[START OF EXERCISE MATERIAL]
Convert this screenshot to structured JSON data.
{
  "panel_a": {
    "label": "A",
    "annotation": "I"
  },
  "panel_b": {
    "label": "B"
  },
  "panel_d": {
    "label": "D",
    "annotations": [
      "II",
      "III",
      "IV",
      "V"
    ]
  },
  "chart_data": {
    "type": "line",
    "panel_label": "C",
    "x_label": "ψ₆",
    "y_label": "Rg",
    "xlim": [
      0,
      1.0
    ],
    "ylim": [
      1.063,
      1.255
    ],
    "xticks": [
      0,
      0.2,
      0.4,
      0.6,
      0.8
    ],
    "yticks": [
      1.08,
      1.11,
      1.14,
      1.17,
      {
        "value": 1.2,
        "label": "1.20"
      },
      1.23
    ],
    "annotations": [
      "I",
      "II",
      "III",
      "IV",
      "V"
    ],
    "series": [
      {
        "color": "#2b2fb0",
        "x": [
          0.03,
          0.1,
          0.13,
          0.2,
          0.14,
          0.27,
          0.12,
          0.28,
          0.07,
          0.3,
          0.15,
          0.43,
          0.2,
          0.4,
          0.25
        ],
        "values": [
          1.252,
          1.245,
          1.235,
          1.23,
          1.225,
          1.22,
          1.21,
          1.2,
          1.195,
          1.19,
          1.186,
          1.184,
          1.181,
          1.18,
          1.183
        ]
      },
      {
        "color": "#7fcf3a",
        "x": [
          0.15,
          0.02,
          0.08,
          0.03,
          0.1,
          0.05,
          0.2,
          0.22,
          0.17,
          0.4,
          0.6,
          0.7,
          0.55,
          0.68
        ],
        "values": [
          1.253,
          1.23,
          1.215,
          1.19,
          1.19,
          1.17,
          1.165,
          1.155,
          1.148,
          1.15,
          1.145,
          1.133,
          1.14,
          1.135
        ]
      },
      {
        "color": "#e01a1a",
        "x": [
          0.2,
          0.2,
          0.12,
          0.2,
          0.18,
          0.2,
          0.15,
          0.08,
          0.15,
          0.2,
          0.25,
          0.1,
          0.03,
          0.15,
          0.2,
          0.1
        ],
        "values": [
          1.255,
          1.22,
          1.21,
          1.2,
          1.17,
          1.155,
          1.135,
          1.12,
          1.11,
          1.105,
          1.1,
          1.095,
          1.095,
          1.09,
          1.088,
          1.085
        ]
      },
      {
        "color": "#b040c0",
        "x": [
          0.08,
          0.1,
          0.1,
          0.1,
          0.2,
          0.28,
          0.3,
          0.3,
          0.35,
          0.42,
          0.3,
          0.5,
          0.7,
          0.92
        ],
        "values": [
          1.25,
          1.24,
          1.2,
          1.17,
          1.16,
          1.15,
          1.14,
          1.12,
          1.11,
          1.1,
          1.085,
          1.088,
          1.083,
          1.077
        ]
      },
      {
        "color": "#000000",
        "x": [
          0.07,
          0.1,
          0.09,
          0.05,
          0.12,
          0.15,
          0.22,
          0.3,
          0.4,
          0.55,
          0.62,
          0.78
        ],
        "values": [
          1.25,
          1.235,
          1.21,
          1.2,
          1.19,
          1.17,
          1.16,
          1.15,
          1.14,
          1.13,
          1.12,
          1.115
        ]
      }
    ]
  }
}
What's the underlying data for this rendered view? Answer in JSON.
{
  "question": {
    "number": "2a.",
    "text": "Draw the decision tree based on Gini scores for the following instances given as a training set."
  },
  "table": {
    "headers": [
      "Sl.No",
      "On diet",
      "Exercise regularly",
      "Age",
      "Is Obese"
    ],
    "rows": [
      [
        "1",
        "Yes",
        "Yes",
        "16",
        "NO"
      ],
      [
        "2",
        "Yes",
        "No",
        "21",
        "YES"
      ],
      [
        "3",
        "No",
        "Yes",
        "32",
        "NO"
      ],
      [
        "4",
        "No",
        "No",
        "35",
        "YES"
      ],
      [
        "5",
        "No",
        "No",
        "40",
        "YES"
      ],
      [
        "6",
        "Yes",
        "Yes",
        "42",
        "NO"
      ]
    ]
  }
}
[END OF EXERCISE MATERIAL]
- STATED TASK
Retype the data exactly as given.

- TASK SOLUTION
Convert this screenshot to structured JSON data.
{
  "panel_a": {
    "label": "A",
    "annotation": "I"
  },
  "panel_b": {
    "label": "B"
  },
  "panel_d": {
    "label": "D",
    "annotations": [
      "II",
      "III",
      "IV",
      "V"
    ]
  },
  "chart_data": {
    "type": "line",
    "panel_label": "C",
    "x_label": "ψ₆",
    "y_label": "Rg",
    "xlim": [
      0,
      1.0
    ],
    "ylim": [
      1.063,
      1.255
    ],
    "xticks": [
      0,
      0.2,
      0.4,
      0.6,
      0.8
    ],
    "yticks": [
      1.08,
      1.11,
      1.14,
      1.17,
      {
        "value": 1.2,
        "label": "1.20"
      },
      1.23
    ],
    "annotations": [
      "I",
      "II",
      "III",
      "IV",
      "V"
    ],
    "series": [
      {
        "color": "#2b2fb0",
        "x": [
          0.03,
          0.1,
          0.13,
          0.2,
          0.14,
          0.27,
          0.12,
          0.28,
          0.07,
          0.3,
          0.15,
          0.43,
          0.2,
          0.4,
          0.25
        ],
        "values": [
          1.252,
          1.245,
          1.235,
          1.23,
          1.225,
          1.22,
          1.21,
          1.2,
          1.195,
          1.19,
          1.186,
          1.184,
          1.181,
          1.18,
          1.183
        ]
      },
      {
        "color": "#7fcf3a",
        "x": [
          0.15,
          0.02,
          0.08,
          0.03,
          0.1,
          0.05,
          0.2,
          0.22,
          0.17,
          0.4,
          0.6,
          0.7,
          0.55,
          0.68
        ],
        "values": [
          1.253,
          1.23,
          1.215,
          1.19,
          1.19,
          1.17,
          1.165,
          1.155,
          1.148,
          1.15,
          1.145,
          1.133,
          1.14,
          1.135
        ]
      },
      {
        "color": "#e01a1a",
        "x": [
          0.2,
          0.2,
          0.12,
          0.2,
          0.18,
          0.2,
          0.15,
          0.08,
          0.15,
          0.2,
          0.25,
          0.1,
          0.03,
          0.15,
          0.2,
          0.1
        ],
        "values": [
          1.255,
          1.22,
          1.21,
          1.2,
          1.17,
          1.155,
          1.135,
          1.12,
          1.11,
          1.105,
          1.1,
          1.095,
          1.095,
          1.09,
          1.088,
          1.085
        ]
      },
      {
        "color": "#b040c0",
        "x": [
          0.08,
          0.1,
          0.1,
          0.1,
          0.2,
          0.28,
          0.3,
          0.3,
          0.35,
          0.42,
          0.3,
          0.5,
          0.7,
          0.92
        ],
        "values": [
          1.25,
          1.24,
          1.2,
          1.17,
          1.16,
          1.15,
          1.14,
          1.12,
          1.11,
          1.1,
          1.085,
          1.088,
          1.083,
          1.077
        ]
      },
      {
        "color": "#000000",
        "x": [
          0.07,
          0.1,
          0.09,
          0.05,
          0.12,
          0.15,
          0.22,
          0.3,
          0.4,
          0.55,
          0.62,
          0.78
        ],
        "values": [
          1.25,
          1.235,
          1.21,
          1.2,
          1.19,
          1.17,
          1.16,
          1.15,
          1.14,
          1.13,
          1.12,
          1.115
        ]
      }
    ]
  }
}
What's the underlying data for this rendered view? Answer in JSON.
{
  "question": {
    "number": "2a.",
    "text": "Draw the decision tree based on Gini scores for the following instances given as a training set."
  },
  "table": {
    "headers": [
      "Sl.No",
      "On diet",
      "Exercise regularly",
      "Age",
      "Is Obese"
    ],
    "rows": [
      [
        "1",
        "Yes",
        "Yes",
        "16",
        "NO"
      ],
      [
        "2",
        "Yes",
        "No",
        "21",
        "YES"
      ],
      [
        "3",
        "No",
        "Yes",
        "32",
        "NO"
      ],
      [
        "4",
        "No",
        "No",
        "35",
        "YES"
      ],
      [
        "5",
        "No",
        "No",
        "40",
        "YES"
      ],
      [
        "6",
        "Yes",
        "Yes",
        "42",
        "NO"
      ]
    ]
  }
}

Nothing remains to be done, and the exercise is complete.